# ARTICLE
◇ ◇ ◇
As business mores evolve, a CBD address is no longer a necessity. Brand design agency Turnstyle invested in a canal-front townhouse in the south of Fremont in 2016. Today its neighbours are a commercial electrician, a natural-wine shop and a boutique selling high-end Japanese denim. “We had a shared vision of working in a more creative neighbourhood outside the business core,” says co-founder Ben Graham. Turnstyle still charges comparable downtown rates for its services but now clients come to them. Managers from the area’s corporate giants – Amazon is a 10-minute drive away – steal away from their offices to work on brand strategy with Turnstyle’s team while pleasure boats pass by.

Technology firms have increasingly found a foothold in Fremont, which is home to a Google satellite office and Adobe’s research arm. Drone start-up Brinc, backed by more than $80m (€72m) in venture capital, relocated here from Las Vegas in 2022. Health innovator Path is moving in. MONOCLE ends its Fremont tour via e-bike, zipping along a cycle superhighway past boatyards and beer gardens to the neighbourhood’s newest office building, Northlake Commons, atop a lumber company’s warehouse. The Allen Institute for Artificial Intelligence and its business incubator will arrive later this year in the fetching new digs, replete with paddleboard storage. The next breakthrough in machine learning might well be hatched on a lake a stone’s throw from trucks toting timber – exactly the Fremont way.
◇ ◇ ◇
# GIVEN ENTRIES

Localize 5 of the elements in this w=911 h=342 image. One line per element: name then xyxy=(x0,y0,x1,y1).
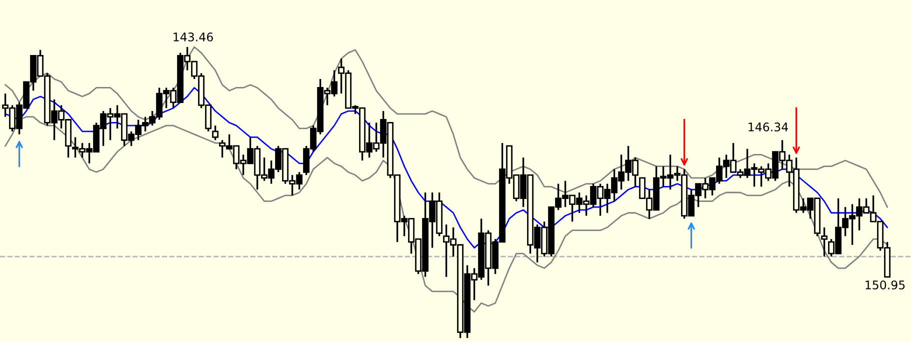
candlestick xyxy=(821,226,828,258)
candlestick xyxy=(212,124,219,141)
annotation: 150.95 xyxy=(866,280,905,290)
annotation: 146.34 xyxy=(748,122,788,132)
text: 143.46 xyxy=(174,32,213,42)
◇ ◇ ◇
# EXERCISE
Reproduce word for word the passage of the Fremont article between "As business mores" and "boats pass by.", inclusive.

# FINAL RESULT
As business mores evolve, a CBD address is no longer a necessity. Brand design agency Turnstyle invested in a canal-front townhouse in the south of Fremont in 2016. Today its neighbours are a commercial electrician, a natural-wine shop and a boutique selling high-end Japanese denim. “We had a shared vision of working in a more creative neighbourhood outside the business core,” says co-founder Ben Graham. Turnstyle still charges comparable downtown rates for its services but now clients come to them. Managers from the area’s corporate giants – Amazon is a 10-minute drive away – steal away from their offices to work on brand strategy with Turnstyle’s team while pleasure boats pass by.